═════ EXERCISE INPUTS

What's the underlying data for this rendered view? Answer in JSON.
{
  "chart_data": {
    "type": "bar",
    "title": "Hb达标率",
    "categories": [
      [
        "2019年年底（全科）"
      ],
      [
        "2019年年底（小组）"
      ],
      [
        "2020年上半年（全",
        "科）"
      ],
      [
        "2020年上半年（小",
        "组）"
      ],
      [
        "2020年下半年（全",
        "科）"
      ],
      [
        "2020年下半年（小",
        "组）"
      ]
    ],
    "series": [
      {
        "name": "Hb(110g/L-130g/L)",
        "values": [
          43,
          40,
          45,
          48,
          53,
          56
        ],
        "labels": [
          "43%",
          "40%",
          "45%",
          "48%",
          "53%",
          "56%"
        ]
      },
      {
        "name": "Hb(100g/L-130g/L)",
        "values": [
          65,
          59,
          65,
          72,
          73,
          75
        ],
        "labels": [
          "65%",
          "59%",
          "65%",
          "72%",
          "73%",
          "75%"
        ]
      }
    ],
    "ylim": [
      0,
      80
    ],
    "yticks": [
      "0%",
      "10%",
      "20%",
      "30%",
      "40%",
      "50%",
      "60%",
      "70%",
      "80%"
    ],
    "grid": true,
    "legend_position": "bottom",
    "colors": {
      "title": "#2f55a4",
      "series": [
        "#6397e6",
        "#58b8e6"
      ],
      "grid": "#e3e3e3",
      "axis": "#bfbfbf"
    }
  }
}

══════════

TO DO
Produce a verbatim transcription of the entries above.

SOLUTION TO THIS EXERCISE
What's the underlying data for this rendered view? Answer in JSON.
{
  "chart_data": {
    "type": "bar",
    "title": "Hb达标率",
    "categories": [
      [
        "2019年年底（全科）"
      ],
      [
        "2019年年底（小组）"
      ],
      [
        "2020年上半年（全",
        "科）"
      ],
      [
        "2020年上半年（小",
        "组）"
      ],
      [
        "2020年下半年（全",
        "科）"
      ],
      [
        "2020年下半年（小",
        "组）"
      ]
    ],
    "series": [
      {
        "name": "Hb(110g/L-130g/L)",
        "values": [
          43,
          40,
          45,
          48,
          53,
          56
        ],
        "labels": [
          "43%",
          "40%",
          "45%",
          "48%",
          "53%",
          "56%"
        ]
      },
      {
        "name": "Hb(100g/L-130g/L)",
        "values": [
          65,
          59,
          65,
          72,
          73,
          75
        ],
        "labels": [
          "65%",
          "59%",
          "65%",
          "72%",
          "73%",
          "75%"
        ]
      }
    ],
    "ylim": [
      0,
      80
    ],
    "yticks": [
      "0%",
      "10%",
      "20%",
      "30%",
      "40%",
      "50%",
      "60%",
      "70%",
      "80%"
    ],
    "grid": true,
    "legend_position": "bottom",
    "colors": {
      "title": "#2f55a4",
      "series": [
        "#6397e6",
        "#58b8e6"
      ],
      "grid": "#e3e3e3",
      "axis": "#bfbfbf"
    }
  }
}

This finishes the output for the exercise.